-- START --

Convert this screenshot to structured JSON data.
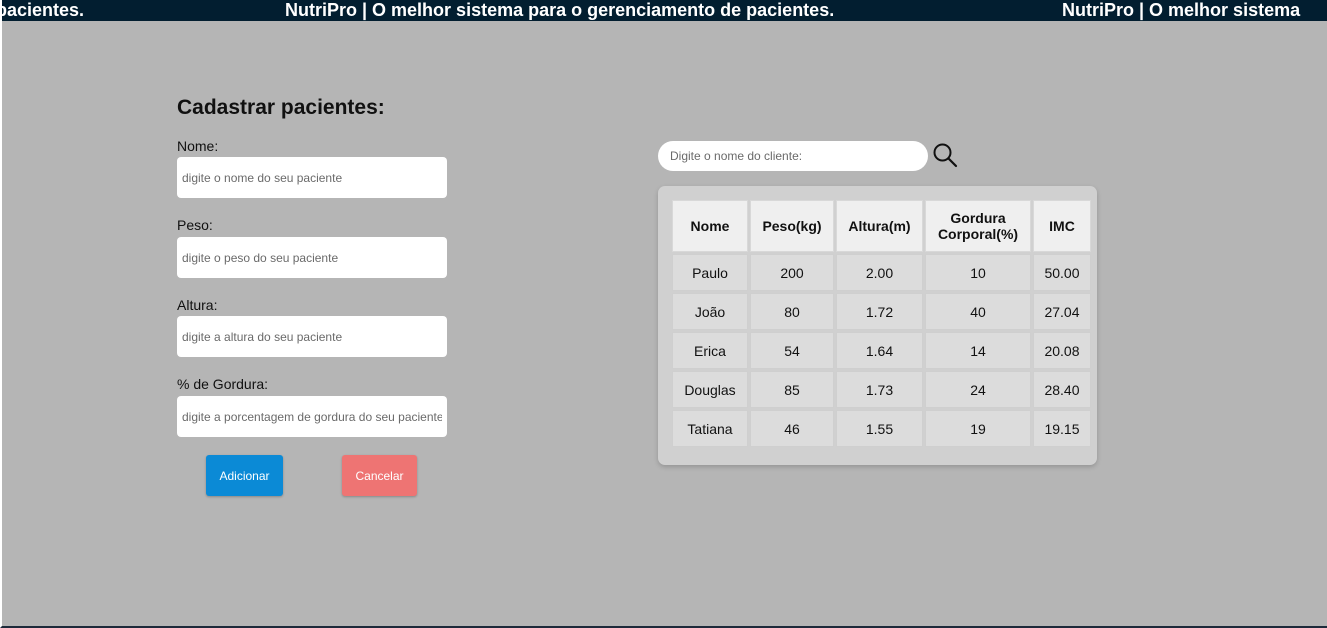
{
  "banner": {
    "text": "NutriPro | O melhor sistema para o gerenciamento de pacientes.",
    "fragment_left": "pacientes.",
    "fragment_right": "NutriPro | O melhor sistema"
  },
  "form": {
    "title": "Cadastrar pacientes:",
    "fields": [
      {
        "label": "Nome:",
        "placeholder": "digite o nome do seu paciente",
        "value": ""
      },
      {
        "label": "Peso:",
        "placeholder": "digite o peso do seu paciente",
        "value": ""
      },
      {
        "label": "Altura:",
        "placeholder": "digite a altura do seu paciente",
        "value": ""
      },
      {
        "label": "% de Gordura:",
        "placeholder": "digite a porcentagem de gordura do seu paciente",
        "value": ""
      }
    ],
    "add_label": "Adicionar",
    "cancel_label": "Cancelar"
  },
  "search": {
    "placeholder": "Digite o nome do cliente:",
    "icon": "search-icon"
  },
  "table": {
    "headers": [
      "Nome",
      "Peso(kg)",
      "Altura(m)",
      "Gordura Corporal(%)",
      "IMC"
    ],
    "rows": [
      [
        "Paulo",
        "200",
        "2.00",
        "10",
        "50.00"
      ],
      [
        "João",
        "80",
        "1.72",
        "40",
        "27.04"
      ],
      [
        "Erica",
        "54",
        "1.64",
        "14",
        "20.08"
      ],
      [
        "Douglas",
        "85",
        "1.73",
        "24",
        "28.40"
      ],
      [
        "Tatiana",
        "46",
        "1.55",
        "19",
        "19.15"
      ]
    ]
  },
  "colors": {
    "background": "#b5b5b5",
    "banner": "#021e30",
    "add_button": "#0b8ad6",
    "cancel_button": "#ee7473"
  }
}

-- END --

TASK BRIEF: Without the pictures, write out all of the material exactly.

THE RESULT:
Convert this screenshot to structured JSON data.
{
  "banner": {
    "text": "NutriPro | O melhor sistema para o gerenciamento de pacientes.",
    "fragment_left": "pacientes.",
    "fragment_right": "NutriPro | O melhor sistema"
  },
  "form": {
    "title": "Cadastrar pacientes:",
    "fields": [
      {
        "label": "Nome:",
        "placeholder": "digite o nome do seu paciente",
        "value": ""
      },
      {
        "label": "Peso:",
        "placeholder": "digite o peso do seu paciente",
        "value": ""
      },
      {
        "label": "Altura:",
        "placeholder": "digite a altura do seu paciente",
        "value": ""
      },
      {
        "label": "% de Gordura:",
        "placeholder": "digite a porcentagem de gordura do seu paciente",
        "value": ""
      }
    ],
    "add_label": "Adicionar",
    "cancel_label": "Cancelar"
  },
  "search": {
    "placeholder": "Digite o nome do cliente:",
    "icon": "search-icon"
  },
  "table": {
    "headers": [
      "Nome",
      "Peso(kg)",
      "Altura(m)",
      "Gordura Corporal(%)",
      "IMC"
    ],
    "rows": [
      [
        "Paulo",
        "200",
        "2.00",
        "10",
        "50.00"
      ],
      [
        "João",
        "80",
        "1.72",
        "40",
        "27.04"
      ],
      [
        "Erica",
        "54",
        "1.64",
        "14",
        "20.08"
      ],
      [
        "Douglas",
        "85",
        "1.73",
        "24",
        "28.40"
      ],
      [
        "Tatiana",
        "46",
        "1.55",
        "19",
        "19.15"
      ]
    ]
  },
  "colors": {
    "background": "#b5b5b5",
    "banner": "#021e30",
    "add_button": "#0b8ad6",
    "cancel_button": "#ee7473"
  }
}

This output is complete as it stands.